┌──

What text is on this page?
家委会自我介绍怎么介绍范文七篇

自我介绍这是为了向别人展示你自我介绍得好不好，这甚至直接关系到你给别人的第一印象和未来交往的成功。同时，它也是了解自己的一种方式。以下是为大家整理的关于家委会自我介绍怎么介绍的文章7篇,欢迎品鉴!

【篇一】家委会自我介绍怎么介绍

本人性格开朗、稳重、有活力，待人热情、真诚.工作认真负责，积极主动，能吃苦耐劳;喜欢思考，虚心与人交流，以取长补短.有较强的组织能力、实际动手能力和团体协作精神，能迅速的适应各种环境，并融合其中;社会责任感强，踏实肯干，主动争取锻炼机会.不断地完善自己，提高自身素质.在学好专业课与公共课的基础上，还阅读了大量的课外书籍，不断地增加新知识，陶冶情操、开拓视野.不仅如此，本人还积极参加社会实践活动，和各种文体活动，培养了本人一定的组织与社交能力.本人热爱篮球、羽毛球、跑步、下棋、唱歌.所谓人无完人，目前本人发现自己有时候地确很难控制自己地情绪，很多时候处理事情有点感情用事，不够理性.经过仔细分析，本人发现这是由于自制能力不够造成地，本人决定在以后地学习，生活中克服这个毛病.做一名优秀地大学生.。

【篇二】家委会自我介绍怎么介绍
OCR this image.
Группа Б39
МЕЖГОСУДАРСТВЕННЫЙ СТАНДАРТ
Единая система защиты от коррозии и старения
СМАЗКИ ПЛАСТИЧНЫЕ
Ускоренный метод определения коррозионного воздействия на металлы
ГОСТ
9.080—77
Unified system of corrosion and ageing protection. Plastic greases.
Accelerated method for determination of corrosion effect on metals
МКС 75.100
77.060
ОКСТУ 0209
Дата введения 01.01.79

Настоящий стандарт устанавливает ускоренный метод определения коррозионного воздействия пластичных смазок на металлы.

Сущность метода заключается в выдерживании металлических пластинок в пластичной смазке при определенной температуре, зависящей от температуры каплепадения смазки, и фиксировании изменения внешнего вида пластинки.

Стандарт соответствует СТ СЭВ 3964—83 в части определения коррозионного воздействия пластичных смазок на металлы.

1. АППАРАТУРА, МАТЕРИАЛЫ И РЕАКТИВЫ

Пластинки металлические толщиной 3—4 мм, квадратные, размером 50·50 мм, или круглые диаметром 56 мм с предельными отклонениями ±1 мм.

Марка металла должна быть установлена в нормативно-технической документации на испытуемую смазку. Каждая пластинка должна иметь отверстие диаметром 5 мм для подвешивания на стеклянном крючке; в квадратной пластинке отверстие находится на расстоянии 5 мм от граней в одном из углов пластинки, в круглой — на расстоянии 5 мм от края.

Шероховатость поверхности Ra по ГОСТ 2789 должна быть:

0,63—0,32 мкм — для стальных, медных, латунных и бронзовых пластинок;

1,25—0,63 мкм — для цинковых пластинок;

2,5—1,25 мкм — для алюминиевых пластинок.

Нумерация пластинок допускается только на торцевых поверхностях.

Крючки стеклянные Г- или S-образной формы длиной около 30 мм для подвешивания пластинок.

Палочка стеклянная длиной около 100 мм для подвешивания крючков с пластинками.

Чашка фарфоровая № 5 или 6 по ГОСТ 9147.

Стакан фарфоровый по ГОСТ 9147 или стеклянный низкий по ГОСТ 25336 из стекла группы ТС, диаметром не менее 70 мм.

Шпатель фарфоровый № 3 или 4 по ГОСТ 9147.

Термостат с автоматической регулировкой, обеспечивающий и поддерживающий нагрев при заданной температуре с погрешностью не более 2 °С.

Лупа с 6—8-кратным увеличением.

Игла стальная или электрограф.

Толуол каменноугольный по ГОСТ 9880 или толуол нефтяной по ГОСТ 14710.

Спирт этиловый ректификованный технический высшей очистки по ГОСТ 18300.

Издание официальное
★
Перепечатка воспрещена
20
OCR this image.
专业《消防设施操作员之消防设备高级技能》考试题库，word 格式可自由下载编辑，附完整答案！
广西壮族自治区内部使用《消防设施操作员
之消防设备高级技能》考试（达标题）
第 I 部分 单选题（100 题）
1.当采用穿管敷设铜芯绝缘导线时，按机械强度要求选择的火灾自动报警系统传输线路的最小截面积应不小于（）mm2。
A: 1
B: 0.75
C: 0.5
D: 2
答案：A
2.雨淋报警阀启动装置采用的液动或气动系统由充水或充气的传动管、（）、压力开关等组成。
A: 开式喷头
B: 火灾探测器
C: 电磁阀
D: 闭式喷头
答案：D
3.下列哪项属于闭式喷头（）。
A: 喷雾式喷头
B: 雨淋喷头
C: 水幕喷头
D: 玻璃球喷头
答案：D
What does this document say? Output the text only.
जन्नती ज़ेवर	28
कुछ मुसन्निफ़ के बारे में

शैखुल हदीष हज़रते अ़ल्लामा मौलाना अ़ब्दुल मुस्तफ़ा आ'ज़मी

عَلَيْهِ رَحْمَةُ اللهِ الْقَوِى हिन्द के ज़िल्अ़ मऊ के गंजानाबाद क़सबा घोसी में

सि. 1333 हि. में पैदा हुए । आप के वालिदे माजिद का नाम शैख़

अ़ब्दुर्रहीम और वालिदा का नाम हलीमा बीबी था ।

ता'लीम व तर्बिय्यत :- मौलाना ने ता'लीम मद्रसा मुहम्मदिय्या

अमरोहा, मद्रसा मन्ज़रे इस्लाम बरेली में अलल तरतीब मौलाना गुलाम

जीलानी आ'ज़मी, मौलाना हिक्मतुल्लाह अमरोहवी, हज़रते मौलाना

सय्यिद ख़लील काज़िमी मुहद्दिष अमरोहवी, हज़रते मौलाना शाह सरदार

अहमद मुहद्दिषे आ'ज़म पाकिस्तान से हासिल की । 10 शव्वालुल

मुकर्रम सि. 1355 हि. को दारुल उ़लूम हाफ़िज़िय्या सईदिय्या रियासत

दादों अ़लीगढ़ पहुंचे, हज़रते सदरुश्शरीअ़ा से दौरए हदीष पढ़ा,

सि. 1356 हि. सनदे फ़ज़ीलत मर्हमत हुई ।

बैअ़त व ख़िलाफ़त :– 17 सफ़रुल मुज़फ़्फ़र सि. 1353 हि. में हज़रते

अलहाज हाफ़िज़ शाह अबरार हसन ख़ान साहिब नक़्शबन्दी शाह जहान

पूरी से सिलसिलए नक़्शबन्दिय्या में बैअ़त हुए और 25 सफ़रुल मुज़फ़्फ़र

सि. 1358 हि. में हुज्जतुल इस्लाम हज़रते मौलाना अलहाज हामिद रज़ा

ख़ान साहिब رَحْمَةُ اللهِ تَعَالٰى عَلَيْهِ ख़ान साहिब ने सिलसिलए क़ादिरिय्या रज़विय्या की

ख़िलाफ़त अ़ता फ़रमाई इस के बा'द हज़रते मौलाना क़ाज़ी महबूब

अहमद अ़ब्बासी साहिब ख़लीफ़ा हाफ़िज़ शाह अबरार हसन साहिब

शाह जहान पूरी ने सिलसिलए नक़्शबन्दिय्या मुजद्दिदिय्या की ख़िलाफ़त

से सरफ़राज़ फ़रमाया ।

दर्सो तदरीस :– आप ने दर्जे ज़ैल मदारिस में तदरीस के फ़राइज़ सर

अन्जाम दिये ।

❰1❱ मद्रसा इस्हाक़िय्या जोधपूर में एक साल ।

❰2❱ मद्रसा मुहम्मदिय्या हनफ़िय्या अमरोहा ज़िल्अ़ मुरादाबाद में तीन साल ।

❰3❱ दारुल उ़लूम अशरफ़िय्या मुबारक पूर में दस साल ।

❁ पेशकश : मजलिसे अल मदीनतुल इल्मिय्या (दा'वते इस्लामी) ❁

└──

*Short exercise*
Collect each line above holding the string "corrosion".

*Answer for this exercise*
Unified system of corrosion and ageing protection. Plastic greases.
Accelerated method for determination of corrosion effect on metals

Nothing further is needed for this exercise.